Records that describe figures

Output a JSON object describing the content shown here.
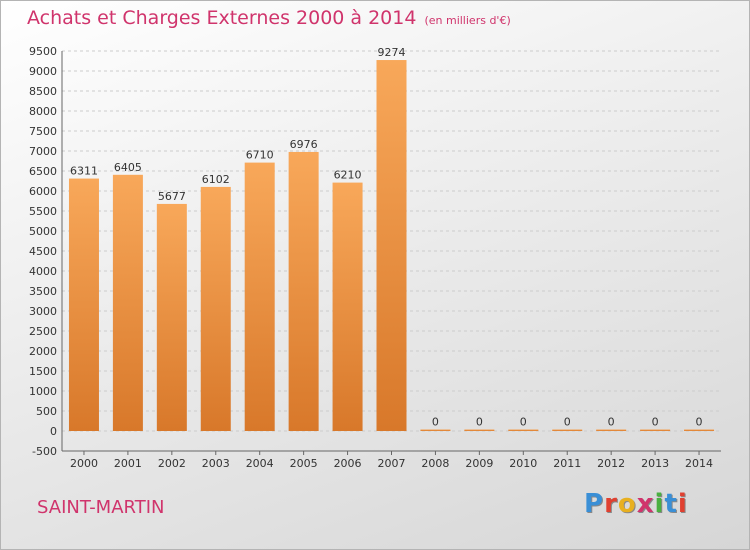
{
  "title": "Achats et Charges Externes 2000 à 2014",
  "unit_note": "(en milliers d'€)",
  "town": "SAINT-MARTIN",
  "logo_text": "Proxiti",
  "colors": {
    "title": "#d0346c",
    "bar_light": "#f8a85a",
    "bar_dark": "#d8782a",
    "grid": "#cccccc",
    "logo": [
      "#3a8fd6",
      "#e04030",
      "#e8b020",
      "#d0346c",
      "#4ab040",
      "#3a8fd6",
      "#e04030"
    ]
  },
  "chart_data": {
    "type": "bar",
    "title": "Achats et Charges Externes 2000 à 2014",
    "subtitle": "(en milliers d'€)",
    "categories": [
      "2000",
      "2001",
      "2002",
      "2003",
      "2004",
      "2005",
      "2006",
      "2007",
      "2008",
      "2009",
      "2010",
      "2011",
      "2012",
      "2013",
      "2014"
    ],
    "values": [
      6311,
      6405,
      5677,
      6102,
      6710,
      6976,
      6210,
      9274,
      0,
      0,
      0,
      0,
      0,
      0,
      0
    ],
    "ylim": [
      -500,
      9500
    ],
    "yticks": [
      -500,
      0,
      500,
      1000,
      1500,
      2000,
      2500,
      3000,
      3500,
      4000,
      4500,
      5000,
      5500,
      6000,
      6500,
      7000,
      7500,
      8000,
      8500,
      9000,
      9500
    ],
    "grid": true,
    "legend": "none"
  }
}
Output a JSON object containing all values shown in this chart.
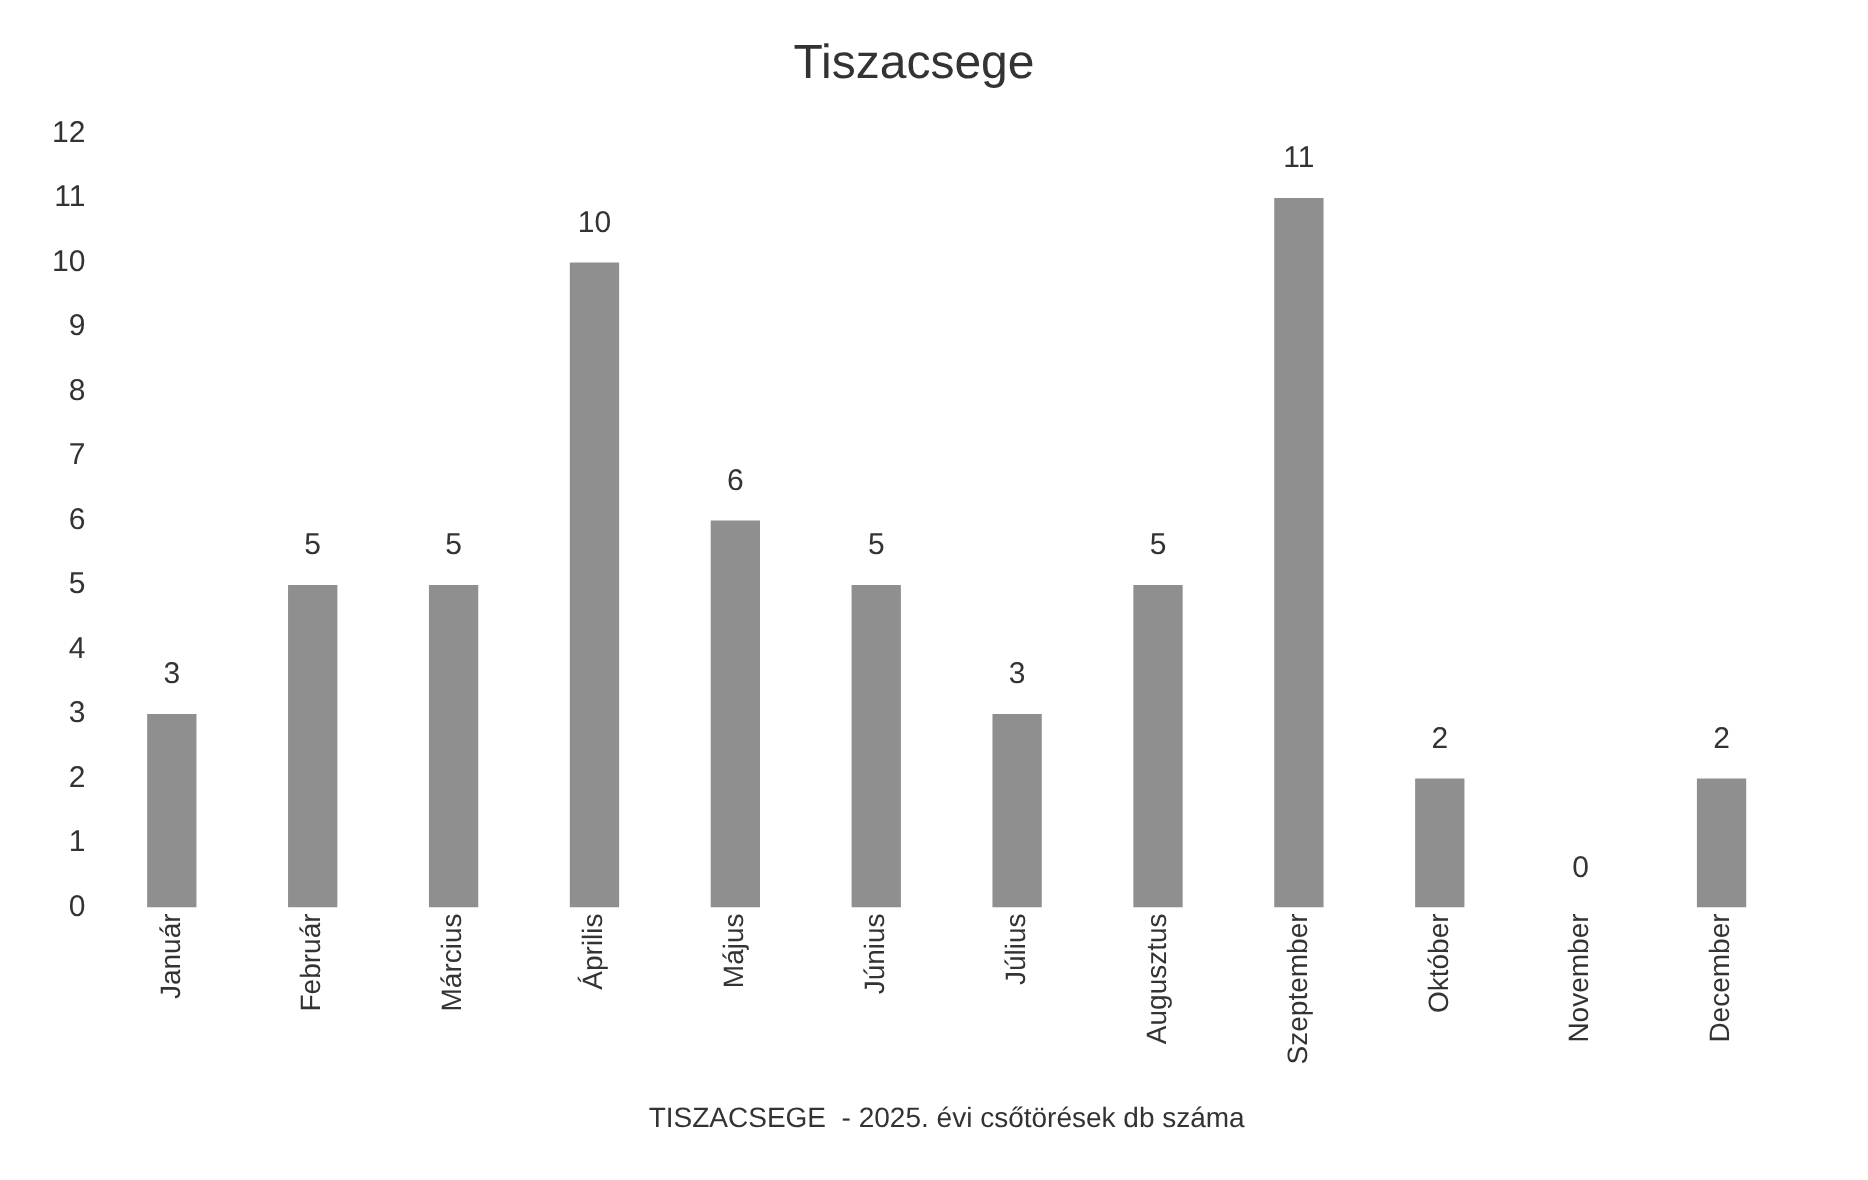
{
  "chart_data": {
    "type": "bar",
    "title": "Tiszacsege",
    "xlabel": "TISZACSEGE  - 2025. évi csőtörések db száma",
    "categories": [
      "Január",
      "Február",
      "Március",
      "Április",
      "Május",
      "Június",
      "Július",
      "Augusztus",
      "Szeptember",
      "Október",
      "November",
      "December"
    ],
    "values": [
      3,
      5,
      5,
      10,
      6,
      5,
      3,
      5,
      11,
      2,
      0,
      2
    ],
    "color": "#8f8f8f",
    "ylim": [
      0,
      12
    ],
    "yticks": [
      0,
      1,
      2,
      3,
      4,
      5,
      6,
      7,
      8,
      9,
      10,
      11,
      12
    ],
    "grid": false,
    "legend": false,
    "data_labels": true
  }
}
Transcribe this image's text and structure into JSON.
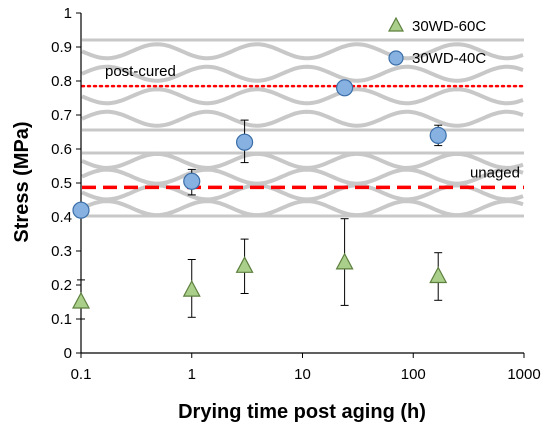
{
  "chart_data": {
    "type": "scatter",
    "title": "",
    "xlabel": "Drying time post aging (h)",
    "ylabel": "Stress (MPa)",
    "x_scale": "log",
    "xlim": [
      0.1,
      1000
    ],
    "ylim": [
      0,
      1
    ],
    "x_ticks": [
      "0.1",
      "1",
      "10",
      "100",
      "1000"
    ],
    "y_ticks": [
      "0",
      "0.1",
      "0.2",
      "0.3",
      "0.4",
      "0.5",
      "0.6",
      "0.7",
      "0.8",
      "0.9",
      "1"
    ],
    "grid": false,
    "legend_position": "top-right",
    "series": [
      {
        "name": "30WD-60C",
        "marker": "triangle",
        "color": "#a9cf8a",
        "edge_color": "#5d7f3e",
        "x": [
          0.1,
          1,
          3,
          24,
          168
        ],
        "y": [
          0.15,
          0.185,
          0.255,
          0.265,
          0.225
        ],
        "err_low": [
          0.05,
          0.08,
          0.08,
          0.125,
          0.07
        ],
        "err_high": [
          0.065,
          0.09,
          0.08,
          0.13,
          0.07
        ]
      },
      {
        "name": "30WD-40C",
        "marker": "circle",
        "color": "#86b1e1",
        "edge_color": "#3b6ea8",
        "x": [
          0.1,
          1,
          3,
          24,
          168
        ],
        "y": [
          0.42,
          0.505,
          0.62,
          0.78,
          0.64
        ],
        "err_low": [
          0.0,
          0.04,
          0.06,
          0.015,
          0.03
        ],
        "err_high": [
          0.0,
          0.035,
          0.065,
          0.015,
          0.03
        ]
      }
    ],
    "reference_lines": [
      {
        "label": "post-cured",
        "y": 0.785,
        "style": "dotted",
        "color": "#ff0000"
      },
      {
        "label": "unaged",
        "y": 0.487,
        "style": "dashed",
        "color": "#ff0000"
      }
    ],
    "background_colors": {
      "wave": "#c8c8c8",
      "axis": "#000000"
    }
  }
}
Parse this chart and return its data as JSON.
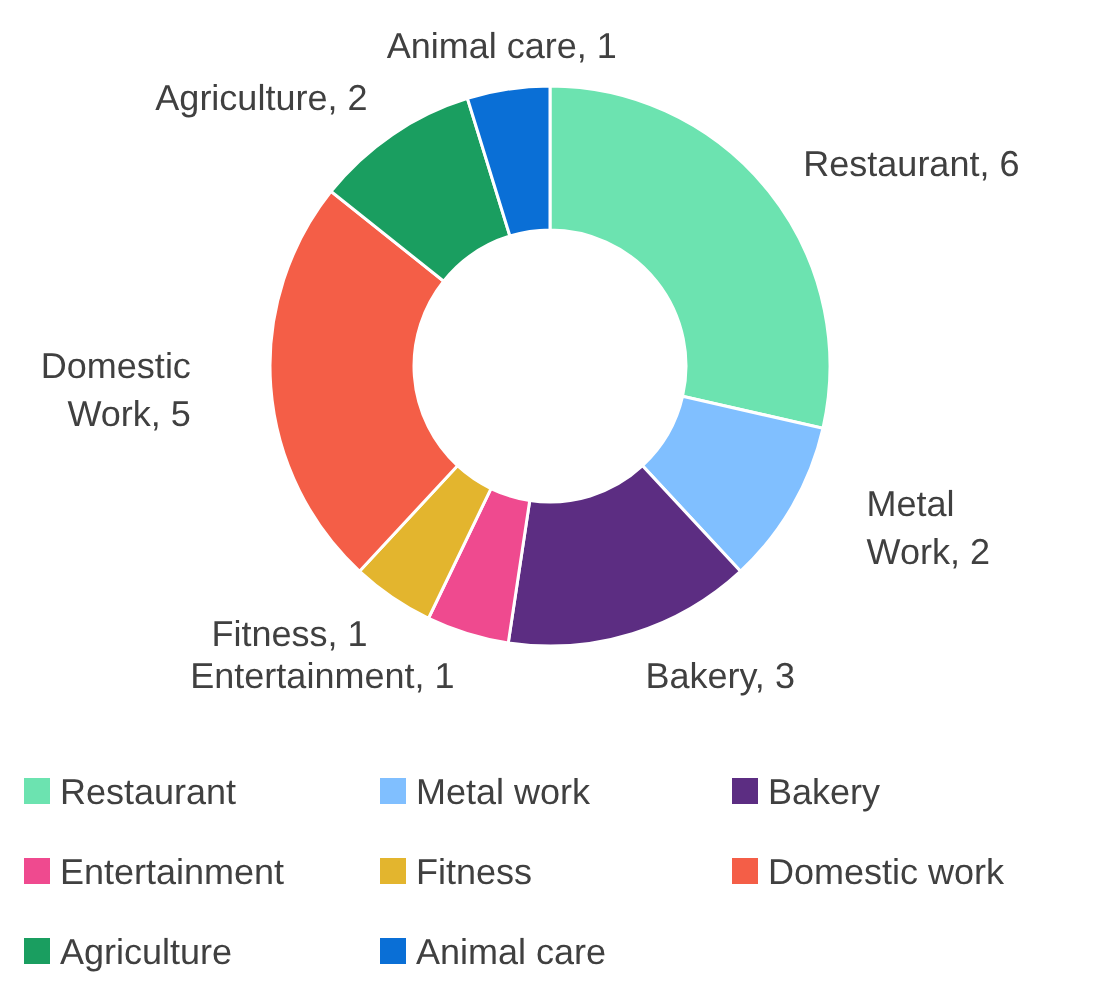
{
  "chart_data": {
    "type": "donut",
    "categories": [
      "Restaurant",
      "Metal work",
      "Bakery",
      "Entertainment",
      "Fitness",
      "Domestic work",
      "Agriculture",
      "Animal care"
    ],
    "values": [
      6,
      2,
      3,
      1,
      1,
      5,
      2,
      1
    ],
    "colors": [
      "#6ce3b0",
      "#80bfff",
      "#5c2d82",
      "#ef4a8f",
      "#e3b52e",
      "#f45e47",
      "#1a9e60",
      "#0a6fd6"
    ],
    "value_labels": [
      "Restaurant, 6",
      "Metal Work, 2",
      "Bakery, 3",
      "Entertainment, 1",
      "Fitness, 1",
      "Domestic Work, 5",
      "Agriculture, 2",
      "Animal care, 1"
    ],
    "legend": "bottom"
  }
}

Goal of the exercise. Retype all the records shown above, character for character. Omit every picture.

Full solution.
Output a JSON object describing the content shown here.
{
  "title": "Achats et Charges Externes 2000 à 2014",
  "unit_note": "(en milliers d'€)",
  "town": "SAINT-MARTIN",
  "logo_text": "Proxiti",
  "colors": {
    "title": "#d0346c",
    "bar_light": "#f8a85a",
    "bar_dark": "#d8782a",
    "grid": "#cccccc",
    "logo": [
      "#3a8fd6",
      "#e04030",
      "#e8b020",
      "#d0346c",
      "#4ab040",
      "#3a8fd6",
      "#e04030"
    ]
  },
  "chart_data": {
    "type": "bar",
    "title": "Achats et Charges Externes 2000 à 2014",
    "subtitle": "(en milliers d'€)",
    "categories": [
      "2000",
      "2001",
      "2002",
      "2003",
      "2004",
      "2005",
      "2006",
      "2007",
      "2008",
      "2009",
      "2010",
      "2011",
      "2012",
      "2013",
      "2014"
    ],
    "values": [
      6311,
      6405,
      5677,
      6102,
      6710,
      6976,
      6210,
      9274,
      0,
      0,
      0,
      0,
      0,
      0,
      0
    ],
    "ylim": [
      -500,
      9500
    ],
    "yticks": [
      -500,
      0,
      500,
      1000,
      1500,
      2000,
      2500,
      3000,
      3500,
      4000,
      4500,
      5000,
      5500,
      6000,
      6500,
      7000,
      7500,
      8000,
      8500,
      9000,
      9500
    ],
    "grid": true,
    "legend": "none"
  }
}
Output a JSON object containing all values shown in this chart.
{
  "chart_data": {
    "type": "bar",
    "title": "Tiszacsege",
    "xlabel": "TISZACSEGE  - 2025. évi csőtörések db száma",
    "categories": [
      "Január",
      "Február",
      "Március",
      "Április",
      "Május",
      "Június",
      "Július",
      "Augusztus",
      "Szeptember",
      "Október",
      "November",
      "December"
    ],
    "values": [
      3,
      5,
      5,
      10,
      6,
      5,
      3,
      5,
      11,
      2,
      0,
      2
    ],
    "color": "#8f8f8f",
    "ylim": [
      0,
      12
    ],
    "yticks": [
      0,
      1,
      2,
      3,
      4,
      5,
      6,
      7,
      8,
      9,
      10,
      11,
      12
    ],
    "grid": false,
    "legend": false,
    "data_labels": true
  }
}
Transcribe this image's text and structure into JSON.
{
  "chart_data": {
    "type": "scatter",
    "title": "",
    "xlabel": "Drying time post aging (h)",
    "ylabel": "Stress (MPa)",
    "x_scale": "log",
    "xlim": [
      0.1,
      1000
    ],
    "ylim": [
      0,
      1
    ],
    "x_ticks": [
      "0.1",
      "1",
      "10",
      "100",
      "1000"
    ],
    "y_ticks": [
      "0",
      "0.1",
      "0.2",
      "0.3",
      "0.4",
      "0.5",
      "0.6",
      "0.7",
      "0.8",
      "0.9",
      "1"
    ],
    "grid": false,
    "legend_position": "top-right",
    "series": [
      {
        "name": "30WD-60C",
        "marker": "triangle",
        "color": "#a9cf8a",
        "edge_color": "#5d7f3e",
        "x": [
          0.1,
          1,
          3,
          24,
          168
        ],
        "y": [
          0.15,
          0.185,
          0.255,
          0.265,
          0.225
        ],
        "err_low": [
          0.05,
          0.08,
          0.08,
          0.125,
          0.07
        ],
        "err_high": [
          0.065,
          0.09,
          0.08,
          0.13,
          0.07
        ]
      },
      {
        "name": "30WD-40C",
        "marker": "circle",
        "color": "#86b1e1",
        "edge_color": "#3b6ea8",
        "x": [
          0.1,
          1,
          3,
          24,
          168
        ],
        "y": [
          0.42,
          0.505,
          0.62,
          0.78,
          0.64
        ],
        "err_low": [
          0.0,
          0.04,
          0.06,
          0.015,
          0.03
        ],
        "err_high": [
          0.0,
          0.035,
          0.065,
          0.015,
          0.03
        ]
      }
    ],
    "reference_lines": [
      {
        "label": "post-cured",
        "y": 0.785,
        "style": "dotted",
        "color": "#ff0000"
      },
      {
        "label": "unaged",
        "y": 0.487,
        "style": "dashed",
        "color": "#ff0000"
      }
    ],
    "background_colors": {
      "wave": "#c8c8c8",
      "axis": "#000000"
    }
  }
}
Parse this chart and return its data as JSON.
{
  "chart_data": {
    "type": "donut",
    "categories": [
      "Restaurant",
      "Metal work",
      "Bakery",
      "Entertainment",
      "Fitness",
      "Domestic work",
      "Agriculture",
      "Animal care"
    ],
    "values": [
      6,
      2,
      3,
      1,
      1,
      5,
      2,
      1
    ],
    "colors": [
      "#6ce3b0",
      "#80bfff",
      "#5c2d82",
      "#ef4a8f",
      "#e3b52e",
      "#f45e47",
      "#1a9e60",
      "#0a6fd6"
    ],
    "value_labels": [
      "Restaurant, 6",
      "Metal Work, 2",
      "Bakery, 3",
      "Entertainment, 1",
      "Fitness, 1",
      "Domestic Work, 5",
      "Agriculture, 2",
      "Animal care, 1"
    ],
    "legend": "bottom"
  }
}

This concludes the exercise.